**What you will do:**
Pull out each line in the listing below that contains the string "neighbor".

**Exercise inputs:**
'''

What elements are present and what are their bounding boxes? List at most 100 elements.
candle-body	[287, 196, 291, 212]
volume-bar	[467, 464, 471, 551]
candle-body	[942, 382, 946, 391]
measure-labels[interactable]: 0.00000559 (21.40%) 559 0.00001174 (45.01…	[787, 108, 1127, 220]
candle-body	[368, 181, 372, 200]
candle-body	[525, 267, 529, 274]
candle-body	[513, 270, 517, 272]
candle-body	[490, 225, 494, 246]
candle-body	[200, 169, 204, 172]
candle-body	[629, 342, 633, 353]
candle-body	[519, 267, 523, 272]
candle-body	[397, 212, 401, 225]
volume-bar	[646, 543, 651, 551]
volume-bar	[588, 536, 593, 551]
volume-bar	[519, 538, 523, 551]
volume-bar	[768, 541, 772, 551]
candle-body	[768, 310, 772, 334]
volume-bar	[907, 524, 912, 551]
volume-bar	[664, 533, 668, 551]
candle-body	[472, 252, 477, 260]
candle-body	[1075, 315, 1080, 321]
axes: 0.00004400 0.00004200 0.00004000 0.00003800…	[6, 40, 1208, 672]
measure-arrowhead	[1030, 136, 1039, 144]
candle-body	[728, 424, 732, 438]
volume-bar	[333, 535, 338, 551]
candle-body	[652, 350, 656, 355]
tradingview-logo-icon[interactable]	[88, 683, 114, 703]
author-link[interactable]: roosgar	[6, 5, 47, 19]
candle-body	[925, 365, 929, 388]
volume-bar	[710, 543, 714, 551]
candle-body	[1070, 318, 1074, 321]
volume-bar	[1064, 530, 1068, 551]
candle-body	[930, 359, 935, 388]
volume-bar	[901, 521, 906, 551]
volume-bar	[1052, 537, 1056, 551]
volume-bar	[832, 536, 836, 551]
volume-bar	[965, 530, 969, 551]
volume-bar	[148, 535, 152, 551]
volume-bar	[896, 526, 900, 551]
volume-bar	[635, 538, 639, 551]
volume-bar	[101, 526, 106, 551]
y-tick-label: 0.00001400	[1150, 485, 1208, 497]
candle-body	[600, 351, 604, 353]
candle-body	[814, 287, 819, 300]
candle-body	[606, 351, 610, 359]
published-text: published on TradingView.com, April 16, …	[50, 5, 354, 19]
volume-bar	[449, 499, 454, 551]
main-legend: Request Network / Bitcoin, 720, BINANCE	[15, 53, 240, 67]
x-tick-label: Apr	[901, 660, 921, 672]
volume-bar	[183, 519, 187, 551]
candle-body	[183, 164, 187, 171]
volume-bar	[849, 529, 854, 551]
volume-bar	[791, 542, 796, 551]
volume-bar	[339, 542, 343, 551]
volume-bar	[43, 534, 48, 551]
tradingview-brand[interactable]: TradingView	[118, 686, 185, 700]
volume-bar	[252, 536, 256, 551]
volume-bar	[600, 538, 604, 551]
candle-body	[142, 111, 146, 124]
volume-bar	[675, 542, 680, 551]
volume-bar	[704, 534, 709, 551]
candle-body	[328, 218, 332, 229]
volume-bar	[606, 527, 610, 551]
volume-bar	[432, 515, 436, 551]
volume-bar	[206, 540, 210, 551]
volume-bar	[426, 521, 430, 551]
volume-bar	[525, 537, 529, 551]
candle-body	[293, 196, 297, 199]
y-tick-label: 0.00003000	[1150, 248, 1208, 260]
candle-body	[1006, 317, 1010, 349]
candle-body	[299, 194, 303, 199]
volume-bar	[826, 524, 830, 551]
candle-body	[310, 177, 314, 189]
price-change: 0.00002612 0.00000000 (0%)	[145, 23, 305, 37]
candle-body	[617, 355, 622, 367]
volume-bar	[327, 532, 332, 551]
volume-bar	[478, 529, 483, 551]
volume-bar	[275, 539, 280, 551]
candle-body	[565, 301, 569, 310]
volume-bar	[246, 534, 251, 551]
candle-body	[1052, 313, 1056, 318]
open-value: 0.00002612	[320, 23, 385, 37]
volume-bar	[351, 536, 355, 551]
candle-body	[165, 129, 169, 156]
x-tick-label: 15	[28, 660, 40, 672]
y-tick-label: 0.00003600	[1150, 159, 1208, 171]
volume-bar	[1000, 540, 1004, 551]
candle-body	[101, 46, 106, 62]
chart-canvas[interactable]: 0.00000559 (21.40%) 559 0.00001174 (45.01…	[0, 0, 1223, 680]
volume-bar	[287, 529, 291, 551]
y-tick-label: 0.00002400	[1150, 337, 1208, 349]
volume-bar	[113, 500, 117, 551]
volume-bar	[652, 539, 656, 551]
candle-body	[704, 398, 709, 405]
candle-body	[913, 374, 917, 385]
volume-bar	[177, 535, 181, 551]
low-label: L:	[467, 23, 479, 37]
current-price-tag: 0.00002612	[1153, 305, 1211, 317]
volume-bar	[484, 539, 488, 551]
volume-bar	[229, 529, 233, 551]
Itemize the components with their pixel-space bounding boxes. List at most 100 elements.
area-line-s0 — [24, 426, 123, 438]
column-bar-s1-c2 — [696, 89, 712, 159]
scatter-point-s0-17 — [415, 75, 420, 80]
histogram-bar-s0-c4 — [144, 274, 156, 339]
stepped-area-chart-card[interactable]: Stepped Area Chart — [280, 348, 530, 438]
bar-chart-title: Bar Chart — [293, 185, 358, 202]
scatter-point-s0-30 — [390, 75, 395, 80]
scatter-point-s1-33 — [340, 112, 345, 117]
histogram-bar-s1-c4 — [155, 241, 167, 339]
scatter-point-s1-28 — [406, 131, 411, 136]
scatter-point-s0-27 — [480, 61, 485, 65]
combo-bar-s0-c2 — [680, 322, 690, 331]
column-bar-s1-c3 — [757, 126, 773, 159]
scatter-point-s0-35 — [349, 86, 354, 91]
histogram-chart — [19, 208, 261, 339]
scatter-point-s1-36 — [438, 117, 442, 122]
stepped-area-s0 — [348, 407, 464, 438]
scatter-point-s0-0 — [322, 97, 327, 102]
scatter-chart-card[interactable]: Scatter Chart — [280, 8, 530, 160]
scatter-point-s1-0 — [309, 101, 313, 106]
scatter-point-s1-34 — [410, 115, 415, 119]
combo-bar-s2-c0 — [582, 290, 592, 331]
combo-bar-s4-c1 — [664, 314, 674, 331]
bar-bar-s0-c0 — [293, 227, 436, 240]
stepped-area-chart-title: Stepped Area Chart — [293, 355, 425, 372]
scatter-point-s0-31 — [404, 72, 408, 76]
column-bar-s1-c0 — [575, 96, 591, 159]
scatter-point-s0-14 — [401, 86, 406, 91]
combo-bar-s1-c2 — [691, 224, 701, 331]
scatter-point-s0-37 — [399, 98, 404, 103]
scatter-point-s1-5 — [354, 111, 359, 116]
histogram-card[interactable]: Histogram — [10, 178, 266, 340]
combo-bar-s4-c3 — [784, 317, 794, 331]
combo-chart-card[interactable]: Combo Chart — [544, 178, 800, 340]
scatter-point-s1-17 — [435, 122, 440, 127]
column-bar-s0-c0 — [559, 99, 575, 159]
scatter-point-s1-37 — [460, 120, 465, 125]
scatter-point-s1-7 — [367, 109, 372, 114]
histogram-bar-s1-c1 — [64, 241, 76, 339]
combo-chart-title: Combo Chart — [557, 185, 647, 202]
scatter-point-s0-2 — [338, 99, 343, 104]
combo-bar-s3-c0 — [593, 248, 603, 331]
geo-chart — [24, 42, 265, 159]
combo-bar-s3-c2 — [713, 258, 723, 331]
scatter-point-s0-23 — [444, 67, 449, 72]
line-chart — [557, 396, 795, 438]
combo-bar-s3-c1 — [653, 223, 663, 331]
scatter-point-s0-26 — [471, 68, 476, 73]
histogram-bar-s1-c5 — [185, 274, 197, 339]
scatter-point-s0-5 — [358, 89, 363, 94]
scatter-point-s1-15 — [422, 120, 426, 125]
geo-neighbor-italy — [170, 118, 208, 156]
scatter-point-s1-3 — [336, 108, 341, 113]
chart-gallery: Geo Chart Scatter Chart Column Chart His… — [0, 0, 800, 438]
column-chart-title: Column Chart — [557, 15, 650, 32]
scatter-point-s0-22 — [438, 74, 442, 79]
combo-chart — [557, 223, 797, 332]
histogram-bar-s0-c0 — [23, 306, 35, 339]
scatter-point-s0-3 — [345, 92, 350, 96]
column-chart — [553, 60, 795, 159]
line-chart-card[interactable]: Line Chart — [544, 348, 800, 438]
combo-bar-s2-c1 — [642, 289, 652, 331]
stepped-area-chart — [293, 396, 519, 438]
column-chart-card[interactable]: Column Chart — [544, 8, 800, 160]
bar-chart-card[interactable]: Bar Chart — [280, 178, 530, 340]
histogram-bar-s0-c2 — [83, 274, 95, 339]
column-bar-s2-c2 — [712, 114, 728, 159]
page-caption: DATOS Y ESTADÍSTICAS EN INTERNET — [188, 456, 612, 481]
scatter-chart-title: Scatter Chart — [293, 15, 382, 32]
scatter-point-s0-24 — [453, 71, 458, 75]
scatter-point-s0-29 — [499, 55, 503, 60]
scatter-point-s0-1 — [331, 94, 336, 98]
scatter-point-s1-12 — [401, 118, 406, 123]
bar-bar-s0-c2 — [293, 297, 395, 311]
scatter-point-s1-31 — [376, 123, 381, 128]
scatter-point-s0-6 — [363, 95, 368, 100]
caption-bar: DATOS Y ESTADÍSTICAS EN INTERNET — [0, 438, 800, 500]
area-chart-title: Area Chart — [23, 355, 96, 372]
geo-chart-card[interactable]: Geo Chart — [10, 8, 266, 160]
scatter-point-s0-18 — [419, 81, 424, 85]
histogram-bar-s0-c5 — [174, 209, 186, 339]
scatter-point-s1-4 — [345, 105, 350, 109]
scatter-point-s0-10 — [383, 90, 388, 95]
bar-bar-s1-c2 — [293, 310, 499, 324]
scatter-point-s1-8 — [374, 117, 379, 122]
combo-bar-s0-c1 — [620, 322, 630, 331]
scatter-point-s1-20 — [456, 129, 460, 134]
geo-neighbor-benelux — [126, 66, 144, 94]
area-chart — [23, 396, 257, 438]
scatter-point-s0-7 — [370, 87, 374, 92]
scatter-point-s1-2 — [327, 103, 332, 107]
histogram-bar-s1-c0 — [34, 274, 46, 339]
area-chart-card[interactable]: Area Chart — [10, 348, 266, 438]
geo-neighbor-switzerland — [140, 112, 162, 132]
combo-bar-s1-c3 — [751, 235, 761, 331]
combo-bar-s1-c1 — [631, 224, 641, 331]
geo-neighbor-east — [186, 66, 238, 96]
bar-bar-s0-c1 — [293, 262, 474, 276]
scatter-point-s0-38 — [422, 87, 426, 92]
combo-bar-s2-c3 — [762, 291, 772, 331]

'''

**Solution for this task:**
geo-neighbor-italy — [170, 118, 208, 156]
geo-neighbor-benelux — [126, 66, 144, 94]
geo-neighbor-switzerland — [140, 112, 162, 132]
geo-neighbor-east — [186, 66, 238, 96]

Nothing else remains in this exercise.